Stated problem: The entries below are to be transcribed in full, without their images.

Stored entries:
* Begin *

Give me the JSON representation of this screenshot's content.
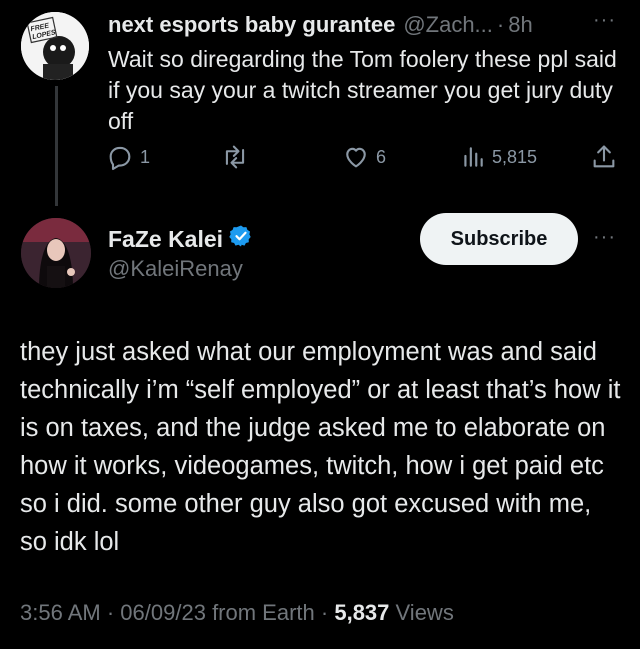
{
  "tweet1": {
    "display_name": "next esports baby gurantee",
    "handle": "@Zach...",
    "separator": "·",
    "time": "8h",
    "more": "···",
    "avatar_text": "FREE LOPES",
    "text": "Wait so diregarding the Tom foolery these ppl said if you say your a twitch streamer you get jury duty off",
    "actions": {
      "replies": "1",
      "retweets": "",
      "likes": "6",
      "views": "5,815"
    }
  },
  "tweet2": {
    "display_name": "FaZe Kalei",
    "handle": "@KaleiRenay",
    "subscribe_label": "Subscribe",
    "more": "···",
    "verified_color": "#1d9bf0",
    "text": "they just asked what our employment was and said technically i’m “self employed” or at least that’s how it is on taxes, and the judge asked me to elaborate on how it works, videogames, twitch, how i get paid etc so i did. some other guy also got excused with me, so idk lol",
    "meta": {
      "time": "3:56 AM",
      "sep1": "·",
      "date": "06/09/23",
      "source": "from Earth",
      "sep2": "·",
      "views_count": "5,837",
      "views_label": "Views"
    }
  },
  "icons": [
    "reply-icon",
    "retweet-icon",
    "like-icon",
    "views-icon",
    "share-icon",
    "verified-badge-icon"
  ]
}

* End *

Task solution:
Give me the JSON representation of this screenshot's content.
{
  "tweet1": {
    "display_name": "next esports baby gurantee",
    "handle": "@Zach...",
    "separator": "·",
    "time": "8h",
    "more": "···",
    "avatar_text": "FREE LOPES",
    "text": "Wait so diregarding the Tom foolery these ppl said if you say your a twitch streamer you get jury duty off",
    "actions": {
      "replies": "1",
      "retweets": "",
      "likes": "6",
      "views": "5,815"
    }
  },
  "tweet2": {
    "display_name": "FaZe Kalei",
    "handle": "@KaleiRenay",
    "subscribe_label": "Subscribe",
    "more": "···",
    "verified_color": "#1d9bf0",
    "text": "they just asked what our employment was and said technically i’m “self employed” or at least that’s how it is on taxes, and the judge asked me to elaborate on how it works, videogames, twitch, how i get paid etc so i did. some other guy also got excused with me, so idk lol",
    "meta": {
      "time": "3:56 AM",
      "sep1": "·",
      "date": "06/09/23",
      "source": "from Earth",
      "sep2": "·",
      "views_count": "5,837",
      "views_label": "Views"
    }
  },
  "icons": [
    "reply-icon",
    "retweet-icon",
    "like-icon",
    "views-icon",
    "share-icon",
    "verified-badge-icon"
  ]
}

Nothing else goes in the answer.